:: Records

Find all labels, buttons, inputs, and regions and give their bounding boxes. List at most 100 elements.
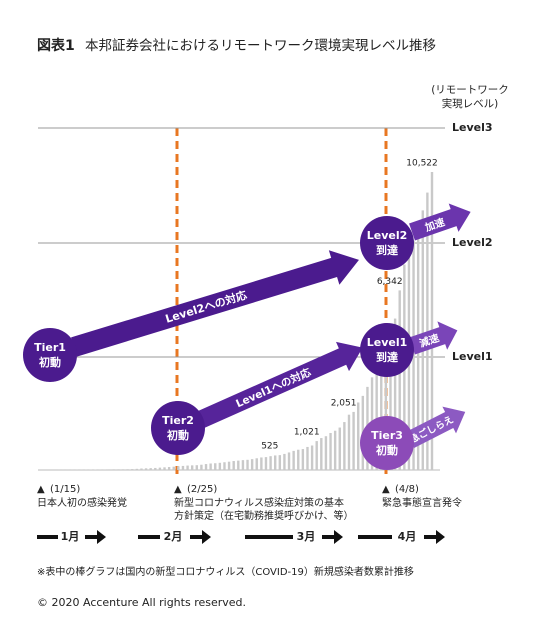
stage-circle	[23, 328, 77, 382]
arrow-shape	[71, 250, 359, 357]
bar	[255, 458, 258, 470]
arrow: 減速	[409, 321, 458, 355]
copyright: © 2020 Accenture All rights reserved.	[37, 596, 246, 609]
bar	[158, 467, 162, 470]
bar	[301, 449, 305, 470]
value-label: 2,051	[331, 398, 357, 408]
timeline-arrow	[190, 530, 211, 544]
bar	[117, 469, 120, 470]
bar	[126, 469, 129, 470]
bar	[190, 465, 194, 470]
timeline-arrow	[322, 530, 343, 544]
bar	[186, 465, 189, 470]
bar	[329, 432, 332, 470]
bar	[357, 402, 360, 470]
event-text: 日本人初の感染発覚	[37, 496, 127, 509]
bar	[278, 455, 282, 470]
event-marker: ▲	[174, 484, 182, 495]
month-label: 1月	[61, 530, 80, 543]
event-text: 方針策定（在宅勤務推奨呼びかけ、等）	[174, 509, 354, 522]
stage-label: 初動	[167, 428, 189, 442]
value-label: 525	[261, 442, 278, 452]
value-label: 1,021	[294, 428, 320, 438]
title-label: 図表1	[37, 37, 75, 54]
bar	[260, 457, 263, 470]
bar	[241, 460, 245, 470]
bar	[389, 334, 392, 470]
bar	[250, 459, 254, 470]
stage-label: Level2	[367, 229, 408, 242]
arrow-shape	[409, 321, 458, 355]
bar	[292, 450, 295, 470]
arrow: Level2への対応	[71, 250, 359, 357]
bar	[306, 446, 309, 470]
event-marker: ▲	[382, 484, 390, 495]
chart-title: 本邦証券会社におけるリモートワーク環境実現レベル推移	[85, 38, 436, 54]
bar	[264, 457, 268, 470]
stage-label: Tier2	[162, 414, 194, 427]
bar	[172, 466, 175, 470]
bar	[154, 467, 157, 470]
bar	[384, 349, 388, 470]
bar	[149, 468, 152, 470]
bar	[163, 467, 166, 470]
bar	[140, 468, 143, 470]
bar	[98, 469, 102, 470]
bar	[347, 414, 351, 470]
bar	[181, 465, 185, 470]
bar	[195, 465, 198, 470]
level-label: Level1	[452, 350, 493, 363]
month-label: 2月	[164, 530, 183, 543]
bar	[218, 462, 222, 470]
bar	[324, 436, 328, 470]
timeline-arrow	[85, 530, 106, 544]
bar	[112, 469, 115, 470]
stage-label: Tier3	[371, 429, 403, 442]
bar	[232, 461, 235, 470]
arrow-shape	[405, 406, 466, 449]
bar	[297, 449, 300, 470]
bar	[412, 240, 415, 470]
bar	[269, 456, 272, 470]
event-marker: ▲	[37, 484, 45, 495]
bar	[343, 422, 346, 470]
month-label: 3月	[297, 530, 316, 543]
level-label: Level2	[452, 236, 493, 249]
bar	[430, 172, 434, 470]
value-label: 10,522	[406, 159, 438, 169]
footnote: ※表中の棒グラフは国内の新型コロナウィルス（COVID-19）新規感染者数累計推…	[37, 565, 414, 578]
bar	[315, 441, 318, 470]
bar	[131, 469, 134, 470]
event-text: 緊急事態宣言発令	[382, 496, 462, 509]
event-date: (2/25)	[187, 484, 217, 495]
level-label: Level3	[452, 121, 493, 134]
stage-circle	[151, 401, 205, 455]
bar	[333, 430, 337, 470]
stage-label: Tier1	[34, 341, 66, 354]
bar	[246, 459, 249, 470]
bar	[352, 411, 355, 470]
stage-label: 初動	[376, 443, 398, 457]
timeline-arrow	[424, 530, 445, 544]
bar	[144, 468, 148, 470]
bar	[214, 463, 217, 470]
arrow: Level1への対応	[196, 341, 363, 429]
bar	[200, 464, 203, 470]
bar	[135, 468, 139, 470]
stage-label: 初動	[39, 355, 61, 369]
stage-circle	[360, 216, 414, 270]
bar	[393, 318, 397, 470]
stage-label: Level1	[367, 336, 408, 349]
bar	[107, 469, 111, 470]
event-date: (4/8)	[395, 484, 419, 495]
stage-circle	[360, 323, 414, 377]
bar	[287, 452, 291, 470]
arrow-shape	[196, 341, 363, 429]
month-label: 4月	[398, 530, 417, 543]
bar	[380, 359, 383, 470]
bar	[177, 466, 180, 470]
bar	[121, 469, 125, 470]
arrow-label: Level1への対応	[234, 365, 313, 410]
stage-label: 到達	[376, 243, 398, 257]
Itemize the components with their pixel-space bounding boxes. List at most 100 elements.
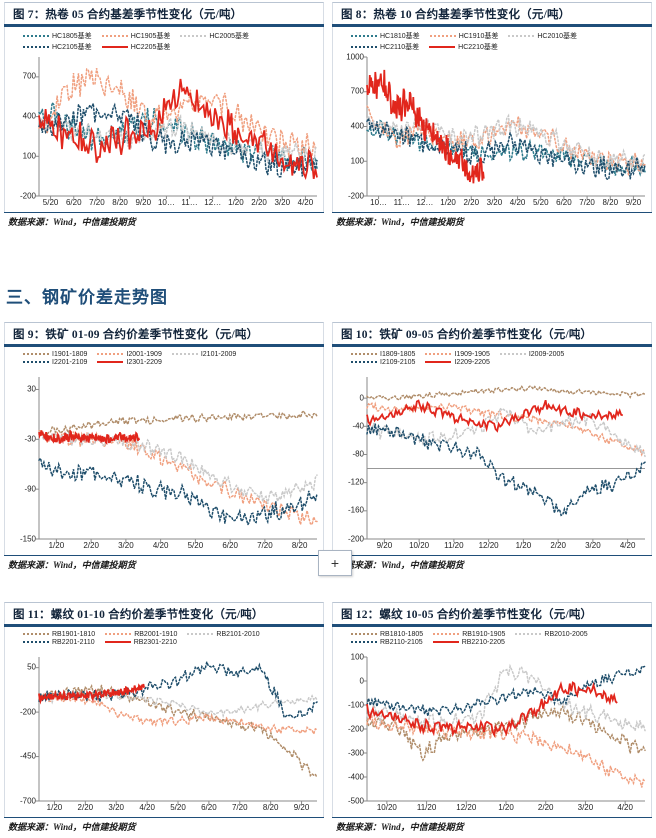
- source-note-fig9: 数据来源：Wind，中信建投期货: [8, 560, 136, 571]
- legend-label: I1901-1809: [52, 350, 88, 358]
- y-axis-tick: -200: [19, 707, 36, 717]
- x-axis-tick: 7/20: [231, 802, 248, 812]
- section-heading: 三、钢矿价差走势图: [6, 288, 168, 307]
- y-axis-tick: -700: [19, 796, 36, 805]
- series-line: [38, 658, 318, 719]
- x-axis-tick: 12…: [416, 197, 434, 207]
- plot-area-fig9: I1901-1809 I2001-1909 I2101-2009 I2201-2109…: [4, 346, 324, 555]
- y-axis-tick: -300: [347, 748, 364, 757]
- legend-item-RB2210-2205: RB2210-2205: [432, 639, 505, 646]
- legend-label: HC1905基差: [130, 32, 171, 40]
- x-axis-tick: 3/20: [108, 802, 125, 812]
- chart-canvas-fig11: [36, 656, 318, 804]
- series-line: [366, 398, 624, 433]
- legend-item-RB2001-1910: RB2001-1910: [105, 631, 177, 638]
- figure-title-fig9: 图 9：铁矿 01-09 合约价差季节性变化（元/吨）: [4, 322, 324, 344]
- x-axis-tick: 4/20: [152, 540, 169, 550]
- x-axis-tick: 8/20: [112, 197, 128, 207]
- y-axis-fig9: 30 -30 -90 -150: [5, 347, 39, 555]
- legend-swatch-icon: [429, 34, 456, 37]
- source-rule: [332, 554, 652, 557]
- legend-swatch-icon: [508, 34, 535, 37]
- legend-label: I2001-1909: [126, 350, 162, 358]
- legend-label: HC1910基差: [458, 32, 499, 40]
- series-line: [366, 704, 646, 762]
- series-line: [38, 67, 318, 161]
- x-axis-tick: 5/20: [532, 197, 549, 207]
- x-axis-tick: 9/20: [625, 197, 642, 207]
- x-axis-tick: 7/20: [257, 540, 273, 550]
- legend-item-RB2301-2210: RB2301-2210: [104, 638, 177, 646]
- x-axis-tick: 2/20: [251, 197, 267, 207]
- legend-label: RB2301-2210: [133, 638, 177, 646]
- legend-item-RB1910-1905: RB1910-1905: [433, 631, 505, 638]
- figure-panel-fig9: 图 9：铁矿 01-09 合约价差季节性变化（元/吨） I1901-1809 I2…: [4, 322, 324, 571]
- x-axis-tick: 4/20: [297, 197, 314, 207]
- legend-swatch-icon: [351, 641, 377, 643]
- legend-item-RB2110-2105: RB2110-2105: [351, 639, 423, 646]
- legend-swatch-icon: [187, 633, 214, 635]
- x-axis-fig7: 5/20 6/20 7/20 8/20 9/20 10… 11… 12… 1/20 2/20 3/2…: [5, 198, 323, 212]
- y-axis-fig12: 100 0 -100 -200 -300 -400 -500: [333, 627, 367, 817]
- legend-swatch-icon: [23, 353, 49, 355]
- legend-swatch-icon: [433, 633, 460, 635]
- x-axis-tick: 4/20: [509, 197, 526, 207]
- legend-item-HC2110基差: HC2110基差: [351, 42, 419, 52]
- source-note-fig10: 数据来源：Wind，中信建投期货: [336, 560, 464, 571]
- legend-label: RB1910-1905: [462, 630, 506, 638]
- x-axis-tick: 12…: [204, 197, 222, 207]
- legend-label: RB2201-2110: [52, 638, 95, 646]
- x-axis-fig12: 10/20 11/20 12/20 1/20 2/20 3/20 4/20: [333, 803, 651, 817]
- figure-title-fig7: 图 7：热卷 05 合约基差季节性变化（元/吨）: [4, 2, 324, 24]
- legend-label: I2109-2105: [380, 358, 416, 366]
- legend-fig10: I1809-1805 I1909-1905 I2009-2005 I2109-2105…: [333, 351, 651, 367]
- source-rule: [332, 816, 652, 819]
- legend-swatch-icon: [23, 641, 49, 643]
- legend-label: RB1810-1805: [380, 630, 424, 638]
- x-axis-tick: 3/20: [486, 197, 503, 207]
- source-note-fig12: 数据来源：Wind，中信建投期货: [336, 822, 464, 833]
- legend-item-HC2210基差: HC2210基差: [429, 42, 498, 52]
- figure-title-fig8: 图 8：热卷 10 合约基差季节性变化（元/吨）: [332, 2, 652, 24]
- y-axis-tick: -200: [347, 724, 364, 733]
- x-axis-tick: 1/20: [46, 802, 63, 812]
- legend-swatch-icon: [104, 641, 131, 643]
- series-line: [366, 112, 646, 176]
- y-axis-fig8: 1000 700 400 100 -200: [333, 27, 367, 212]
- legend-item-HC2010基差: HC2010基差: [508, 31, 577, 41]
- source-note-fig7: 数据来源：Wind，中信建投期货: [8, 217, 136, 228]
- source-rule: [4, 211, 324, 214]
- legend-item-RB2010-2005: RB2010-2005: [515, 631, 588, 638]
- x-axis-tick: 9/20: [293, 802, 310, 812]
- series-line: [38, 691, 318, 736]
- x-axis-tick: 11/20: [444, 540, 464, 550]
- figure-panel-fig11: 图 11：螺纹 01-10 合约价差季节性变化（元/吨） RB1901-1810…: [4, 602, 324, 833]
- y-axis-tick: 400: [22, 111, 36, 121]
- x-axis-tick: 6/20: [222, 540, 238, 550]
- x-axis-tick: 1/20: [440, 197, 456, 207]
- legend-item-HC1805基差: HC1805基差: [23, 31, 92, 41]
- y-axis-tick: 1000: [346, 52, 364, 61]
- legend-item-HC1905基差: HC1905基差: [101, 31, 171, 41]
- source-note-fig11: 数据来源：Wind，中信建投期货: [8, 822, 136, 833]
- x-axis-tick: 2/20: [537, 802, 554, 812]
- legend-item-I2301-2209: I2301-2209: [97, 359, 162, 366]
- legend-item-HC2005基差: HC2005基差: [180, 31, 249, 41]
- add-button[interactable]: +: [318, 550, 352, 576]
- legend-item-RB1901-1810: RB1901-1810: [23, 631, 95, 638]
- x-axis-tick: 10/20: [409, 540, 430, 550]
- y-axis-fig11: 50 -200 -450 -700: [5, 627, 39, 817]
- x-axis-tick: 7/20: [579, 197, 595, 207]
- legend-item-HC2105基差: HC2105基差: [23, 42, 92, 52]
- legend-label: RB2110-2105: [380, 638, 423, 646]
- legend-swatch-icon: [425, 361, 452, 363]
- legend-swatch-icon: [351, 361, 377, 363]
- legend-item-HC2205基差: HC2205基差: [101, 42, 170, 52]
- source-note-fig8: 数据来源：Wind，中信建投期货: [336, 217, 464, 228]
- x-axis-tick: 8/20: [602, 197, 619, 207]
- x-axis-tick: 1/20: [228, 197, 244, 207]
- x-axis-tick: 11…: [393, 197, 410, 207]
- legend-swatch-icon: [23, 361, 49, 363]
- x-axis-tick: 12/20: [478, 540, 499, 550]
- legend-label: RB1901-1810: [52, 630, 96, 638]
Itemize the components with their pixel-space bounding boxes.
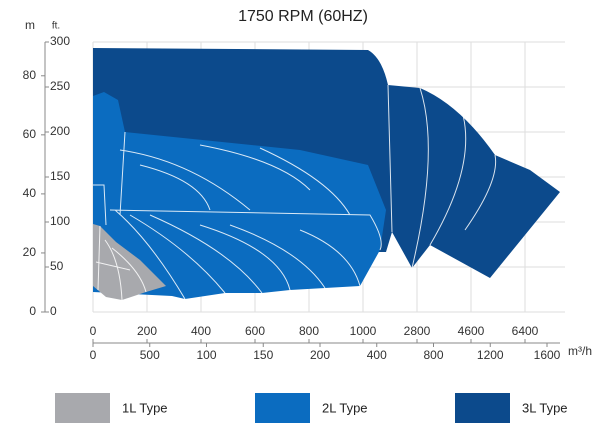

::::

Count the lines in the layout records above that contain the string "chart", treating uppercase and lowercase as different. Reply with the number alone.

## Finished task
2